_Dataset rows_:
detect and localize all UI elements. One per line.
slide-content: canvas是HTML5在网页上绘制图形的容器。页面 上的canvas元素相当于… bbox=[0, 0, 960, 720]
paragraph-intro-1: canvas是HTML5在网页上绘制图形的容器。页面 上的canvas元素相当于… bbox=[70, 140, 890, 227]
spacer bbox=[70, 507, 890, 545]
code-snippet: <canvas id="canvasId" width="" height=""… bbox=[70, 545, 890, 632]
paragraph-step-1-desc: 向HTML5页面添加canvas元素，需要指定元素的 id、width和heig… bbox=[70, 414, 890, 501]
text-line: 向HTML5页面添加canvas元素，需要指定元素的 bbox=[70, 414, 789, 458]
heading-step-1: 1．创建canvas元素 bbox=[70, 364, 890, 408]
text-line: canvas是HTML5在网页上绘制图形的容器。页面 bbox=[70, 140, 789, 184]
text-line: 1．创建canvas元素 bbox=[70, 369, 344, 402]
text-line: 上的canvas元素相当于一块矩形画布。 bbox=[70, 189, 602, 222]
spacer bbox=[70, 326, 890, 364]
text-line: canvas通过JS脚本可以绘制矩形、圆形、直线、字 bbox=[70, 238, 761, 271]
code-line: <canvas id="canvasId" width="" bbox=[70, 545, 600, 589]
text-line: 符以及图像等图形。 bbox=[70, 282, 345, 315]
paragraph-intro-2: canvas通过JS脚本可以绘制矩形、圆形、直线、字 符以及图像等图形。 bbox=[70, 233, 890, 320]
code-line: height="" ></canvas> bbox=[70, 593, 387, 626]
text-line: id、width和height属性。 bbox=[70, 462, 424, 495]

_Written instruction_:
Reproduce the data above line for line, keeping every character unchanged.

_Solution to this exercise_:
detect and localize all UI elements. One per line.
slide-content: canvas是HTML5在网页上绘制图形的容器。页面 上的canvas元素相当于… bbox=[0, 0, 960, 720]
paragraph-intro-1: canvas是HTML5在网页上绘制图形的容器。页面 上的canvas元素相当于… bbox=[70, 140, 890, 227]
spacer bbox=[70, 507, 890, 545]
code-snippet: <canvas id="canvasId" width="" height=""… bbox=[70, 545, 890, 632]
paragraph-step-1-desc: 向HTML5页面添加canvas元素，需要指定元素的 id、width和heig… bbox=[70, 414, 890, 501]
text-line: 向HTML5页面添加canvas元素，需要指定元素的 bbox=[70, 414, 789, 458]
heading-step-1: 1．创建canvas元素 bbox=[70, 364, 890, 408]
text-line: canvas是HTML5在网页上绘制图形的容器。页面 bbox=[70, 140, 789, 184]
text-line: 1．创建canvas元素 bbox=[70, 369, 344, 402]
text-line: 上的canvas元素相当于一块矩形画布。 bbox=[70, 189, 602, 222]
spacer bbox=[70, 326, 890, 364]
text-line: canvas通过JS脚本可以绘制矩形、圆形、直线、字 bbox=[70, 238, 761, 271]
code-line: <canvas id="canvasId" width="" bbox=[70, 545, 600, 589]
text-line: 符以及图像等图形。 bbox=[70, 282, 345, 315]
paragraph-intro-2: canvas通过JS脚本可以绘制矩形、圆形、直线、字 符以及图像等图形。 bbox=[70, 233, 890, 320]
code-line: height="" ></canvas> bbox=[70, 593, 387, 626]
text-line: id、width和height属性。 bbox=[70, 462, 424, 495]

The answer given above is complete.